Put every line of the material below into a JSON list of strings, with one string per line and no blank lines.
'''
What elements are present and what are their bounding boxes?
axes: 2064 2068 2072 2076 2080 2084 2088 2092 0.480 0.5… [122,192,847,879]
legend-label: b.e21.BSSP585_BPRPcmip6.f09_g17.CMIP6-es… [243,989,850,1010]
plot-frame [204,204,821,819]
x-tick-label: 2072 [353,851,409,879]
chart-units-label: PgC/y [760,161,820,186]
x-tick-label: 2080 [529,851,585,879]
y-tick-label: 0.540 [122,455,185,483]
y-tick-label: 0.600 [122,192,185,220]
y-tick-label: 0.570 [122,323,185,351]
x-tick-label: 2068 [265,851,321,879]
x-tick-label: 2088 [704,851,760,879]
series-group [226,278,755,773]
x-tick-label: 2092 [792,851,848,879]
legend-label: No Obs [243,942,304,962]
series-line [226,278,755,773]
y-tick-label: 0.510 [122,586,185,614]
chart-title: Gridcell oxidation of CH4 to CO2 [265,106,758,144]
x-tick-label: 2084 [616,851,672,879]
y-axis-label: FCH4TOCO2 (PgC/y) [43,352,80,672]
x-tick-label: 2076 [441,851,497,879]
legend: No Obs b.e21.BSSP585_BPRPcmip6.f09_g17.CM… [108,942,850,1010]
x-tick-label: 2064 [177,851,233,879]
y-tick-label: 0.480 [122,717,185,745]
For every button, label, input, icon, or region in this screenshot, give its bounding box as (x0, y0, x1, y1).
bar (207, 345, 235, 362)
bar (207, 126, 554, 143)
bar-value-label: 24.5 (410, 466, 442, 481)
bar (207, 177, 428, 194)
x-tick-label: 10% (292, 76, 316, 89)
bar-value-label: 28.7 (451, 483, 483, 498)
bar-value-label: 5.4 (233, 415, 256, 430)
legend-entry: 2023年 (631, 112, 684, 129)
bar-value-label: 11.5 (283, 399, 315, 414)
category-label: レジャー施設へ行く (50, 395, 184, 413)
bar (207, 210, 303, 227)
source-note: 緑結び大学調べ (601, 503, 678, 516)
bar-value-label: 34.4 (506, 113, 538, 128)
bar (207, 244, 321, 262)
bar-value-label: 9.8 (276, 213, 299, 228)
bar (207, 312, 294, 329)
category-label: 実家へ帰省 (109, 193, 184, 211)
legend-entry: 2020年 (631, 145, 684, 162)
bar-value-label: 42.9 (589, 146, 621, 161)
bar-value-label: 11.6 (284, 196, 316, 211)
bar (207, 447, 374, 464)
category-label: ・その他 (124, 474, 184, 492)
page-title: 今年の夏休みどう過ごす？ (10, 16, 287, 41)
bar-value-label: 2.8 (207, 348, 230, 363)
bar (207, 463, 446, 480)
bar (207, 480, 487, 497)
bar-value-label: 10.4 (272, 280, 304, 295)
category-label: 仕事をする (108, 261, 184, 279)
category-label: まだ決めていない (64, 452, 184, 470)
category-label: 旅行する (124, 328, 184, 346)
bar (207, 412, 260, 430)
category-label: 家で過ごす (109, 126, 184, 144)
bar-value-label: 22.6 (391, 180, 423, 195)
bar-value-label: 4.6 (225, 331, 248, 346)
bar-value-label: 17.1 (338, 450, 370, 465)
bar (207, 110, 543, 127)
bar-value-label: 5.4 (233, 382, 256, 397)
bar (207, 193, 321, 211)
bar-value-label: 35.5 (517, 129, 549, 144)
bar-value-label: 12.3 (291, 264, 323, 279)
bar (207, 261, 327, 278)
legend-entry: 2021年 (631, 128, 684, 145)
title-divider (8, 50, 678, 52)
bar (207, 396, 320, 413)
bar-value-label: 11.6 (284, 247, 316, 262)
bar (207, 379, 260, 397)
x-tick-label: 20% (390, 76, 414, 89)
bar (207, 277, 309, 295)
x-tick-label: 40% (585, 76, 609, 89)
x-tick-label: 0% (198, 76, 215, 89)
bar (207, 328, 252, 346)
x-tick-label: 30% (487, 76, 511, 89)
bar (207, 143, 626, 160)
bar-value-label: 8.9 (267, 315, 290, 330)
'''
Response>
[
  "What elements are present and what are their bounding boxes?",
  "axes: 2064 2068 2072 2076 2080 2084 2088 2092 0.480 0.5… [122,192,847,879]",
  "legend-label: b.e21.BSSP585_BPRPcmip6.f09_g17.CMIP6-es… [243,989,850,1010]",
  "plot-frame [204,204,821,819]",
  "x-tick-label: 2072 [353,851,409,879]",
  "chart-units-label: PgC/y [760,161,820,186]",
  "x-tick-label: 2080 [529,851,585,879]",
  "y-tick-label: 0.540 [122,455,185,483]",
  "y-tick-label: 0.600 [122,192,185,220]",
  "y-tick-label: 0.570 [122,323,185,351]",
  "x-tick-label: 2068 [265,851,321,879]",
  "x-tick-label: 2088 [704,851,760,879]",
  "series-group [226,278,755,773]",
  "x-tick-label: 2092 [792,851,848,879]",
  "legend-label: No Obs [243,942,304,962]",
  "series-line [226,278,755,773]",
  "y-tick-label: 0.510 [122,586,185,614]",
  "chart-title: Gridcell oxidation of CH4 to CO2 [265,106,758,144]",
  "x-tick-label: 2084 [616,851,672,879]",
  "y-axis-label: FCH4TOCO2 (PgC/y) [43,352,80,672]",
  "x-tick-label: 2076 [441,851,497,879]",
  "legend: No Obs b.e21.BSSP585_BPRPcmip6.f09_g17.CM… [108,942,850,1010]",
  "x-tick-label: 2064 [177,851,233,879]",
  "y-tick-label: 0.480 [122,717,185,745]",
  "For every button, label, input, icon, or region in this screenshot, give its bounding box as (x0, y0, x1, y1).",
  "bar (207, 345, 235, 362)",
  "bar (207, 126, 554, 143)",
  "bar-value-label: 24.5 (410, 466, 442, 481)",
  "bar (207, 177, 428, 194)",
  "x-tick-label: 10% (292, 76, 316, 89)",
  "bar-value-label: 28.7 (451, 483, 483, 498)",
  "bar-value-label: 5.4 (233, 415, 256, 430)",
  "legend-entry: 2023年 (631, 112, 684, 129)",
  "bar-value-label: 11.5 (283, 399, 315, 414)",
  "category-label: レジャー施設へ行く (50, 395, 184, 413)",
  "bar (207, 210, 303, 227)",
  "source-note: 緑結び大学調べ (601, 503, 678, 516)",
  "bar-value-label: 34.4 (506, 113, 538, 128)",
  "bar (207, 244, 321, 262)",
  "bar-value-label: 9.8 (276, 213, 299, 228)",
  "bar (207, 312, 294, 329)",
  "category-label: 実家へ帰省 (109, 193, 184, 211)",
  "legend-entry: 2020年 (631, 145, 684, 162)",
  "bar-value-label: 42.9 (589, 146, 621, 161)",
  "bar-value-label: 11.6 (284, 196, 316, 211)",
  "bar (207, 447, 374, 464)",
  "category-label: ・その他 (124, 474, 184, 492)",
  "page-title: 今年の夏休みどう過ごす？ (10, 16, 287, 41)",
  "bar-value-label: 2.8 (207, 348, 230, 363)",
  "bar (207, 463, 446, 480)",
  "bar (207, 480, 487, 497)",
  "bar-value-label: 10.4 (272, 280, 304, 295)",
  "category-label: 仕事をする (108, 261, 184, 279)",
  "category-label: まだ決めていない (64, 452, 184, 470)",
  "category-label: 旅行する (124, 328, 184, 346)",
  "bar (207, 412, 260, 430)",
  "category-label: 家で過ごす (109, 126, 184, 144)",
  "bar-value-label: 22.6 (391, 180, 423, 195)",
  "bar-value-label: 4.6 (225, 331, 248, 346)",
  "bar-value-label: 17.1 (338, 450, 370, 465)",
  "bar (207, 110, 543, 127)",
  "bar-value-label: 5.4 (233, 382, 256, 397)",
  "bar (207, 193, 321, 211)",
  "bar-value-label: 35.5 (517, 129, 549, 144)",
  "bar-value-label: 12.3 (291, 264, 323, 279)",
  "bar (207, 261, 327, 278)",
  "legend-entry: 2021年 (631, 128, 684, 145)",
  "title-divider (8, 50, 678, 52)",
  "bar (207, 396, 320, 413)",
  "bar-value-label: 11.6 (284, 247, 316, 262)",
  "bar (207, 379, 260, 397)",
  "x-tick-label: 20% (390, 76, 414, 89)",
  "bar (207, 277, 309, 295)",
  "x-tick-label: 40% (585, 76, 609, 89)",
  "x-tick-label: 0% (198, 76, 215, 89)",
  "bar (207, 328, 252, 346)",
  "x-tick-label: 30% (487, 76, 511, 89)",
  "bar (207, 143, 626, 160)",
  "bar-value-label: 8.9 (267, 315, 290, 330)"
]